[START Provided entries]
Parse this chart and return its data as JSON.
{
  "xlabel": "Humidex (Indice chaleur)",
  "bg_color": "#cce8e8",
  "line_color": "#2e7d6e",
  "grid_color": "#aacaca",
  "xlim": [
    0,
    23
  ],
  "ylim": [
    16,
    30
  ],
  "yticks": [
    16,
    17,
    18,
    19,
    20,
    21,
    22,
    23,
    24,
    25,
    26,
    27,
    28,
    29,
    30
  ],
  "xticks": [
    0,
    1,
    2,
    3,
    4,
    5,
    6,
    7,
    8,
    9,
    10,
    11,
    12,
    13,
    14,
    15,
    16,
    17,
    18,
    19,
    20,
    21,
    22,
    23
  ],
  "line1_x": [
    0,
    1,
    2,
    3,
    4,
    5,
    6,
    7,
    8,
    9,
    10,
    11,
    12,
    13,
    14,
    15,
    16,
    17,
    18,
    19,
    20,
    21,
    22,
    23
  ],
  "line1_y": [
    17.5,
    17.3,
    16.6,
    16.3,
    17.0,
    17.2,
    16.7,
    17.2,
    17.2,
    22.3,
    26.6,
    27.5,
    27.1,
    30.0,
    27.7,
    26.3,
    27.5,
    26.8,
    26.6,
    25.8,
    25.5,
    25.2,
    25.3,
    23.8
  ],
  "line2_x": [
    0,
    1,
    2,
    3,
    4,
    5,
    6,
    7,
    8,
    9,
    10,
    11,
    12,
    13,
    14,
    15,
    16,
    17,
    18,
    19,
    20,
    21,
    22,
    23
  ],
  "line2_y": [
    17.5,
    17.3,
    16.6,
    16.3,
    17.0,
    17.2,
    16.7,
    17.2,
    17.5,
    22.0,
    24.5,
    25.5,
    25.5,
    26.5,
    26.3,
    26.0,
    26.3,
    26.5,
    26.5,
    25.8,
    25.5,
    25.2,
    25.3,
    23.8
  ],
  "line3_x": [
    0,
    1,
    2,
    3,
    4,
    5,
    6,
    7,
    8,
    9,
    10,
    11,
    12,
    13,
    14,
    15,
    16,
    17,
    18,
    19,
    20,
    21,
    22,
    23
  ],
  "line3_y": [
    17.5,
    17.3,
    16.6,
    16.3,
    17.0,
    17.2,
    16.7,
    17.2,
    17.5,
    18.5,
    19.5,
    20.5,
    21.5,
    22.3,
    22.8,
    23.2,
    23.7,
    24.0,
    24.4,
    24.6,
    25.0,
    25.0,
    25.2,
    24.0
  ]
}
[END Provided entries]
**Requirements:**
Copy out each line exactly as written.

**Expected answer:**
Parse this chart and return its data as JSON.
{
  "xlabel": "Humidex (Indice chaleur)",
  "bg_color": "#cce8e8",
  "line_color": "#2e7d6e",
  "grid_color": "#aacaca",
  "xlim": [
    0,
    23
  ],
  "ylim": [
    16,
    30
  ],
  "yticks": [
    16,
    17,
    18,
    19,
    20,
    21,
    22,
    23,
    24,
    25,
    26,
    27,
    28,
    29,
    30
  ],
  "xticks": [
    0,
    1,
    2,
    3,
    4,
    5,
    6,
    7,
    8,
    9,
    10,
    11,
    12,
    13,
    14,
    15,
    16,
    17,
    18,
    19,
    20,
    21,
    22,
    23
  ],
  "line1_x": [
    0,
    1,
    2,
    3,
    4,
    5,
    6,
    7,
    8,
    9,
    10,
    11,
    12,
    13,
    14,
    15,
    16,
    17,
    18,
    19,
    20,
    21,
    22,
    23
  ],
  "line1_y": [
    17.5,
    17.3,
    16.6,
    16.3,
    17.0,
    17.2,
    16.7,
    17.2,
    17.2,
    22.3,
    26.6,
    27.5,
    27.1,
    30.0,
    27.7,
    26.3,
    27.5,
    26.8,
    26.6,
    25.8,
    25.5,
    25.2,
    25.3,
    23.8
  ],
  "line2_x": [
    0,
    1,
    2,
    3,
    4,
    5,
    6,
    7,
    8,
    9,
    10,
    11,
    12,
    13,
    14,
    15,
    16,
    17,
    18,
    19,
    20,
    21,
    22,
    23
  ],
  "line2_y": [
    17.5,
    17.3,
    16.6,
    16.3,
    17.0,
    17.2,
    16.7,
    17.2,
    17.5,
    22.0,
    24.5,
    25.5,
    25.5,
    26.5,
    26.3,
    26.0,
    26.3,
    26.5,
    26.5,
    25.8,
    25.5,
    25.2,
    25.3,
    23.8
  ],
  "line3_x": [
    0,
    1,
    2,
    3,
    4,
    5,
    6,
    7,
    8,
    9,
    10,
    11,
    12,
    13,
    14,
    15,
    16,
    17,
    18,
    19,
    20,
    21,
    22,
    23
  ],
  "line3_y": [
    17.5,
    17.3,
    16.6,
    16.3,
    17.0,
    17.2,
    16.7,
    17.2,
    17.5,
    18.5,
    19.5,
    20.5,
    21.5,
    22.3,
    22.8,
    23.2,
    23.7,
    24.0,
    24.4,
    24.6,
    25.0,
    25.0,
    25.2,
    24.0
  ]
}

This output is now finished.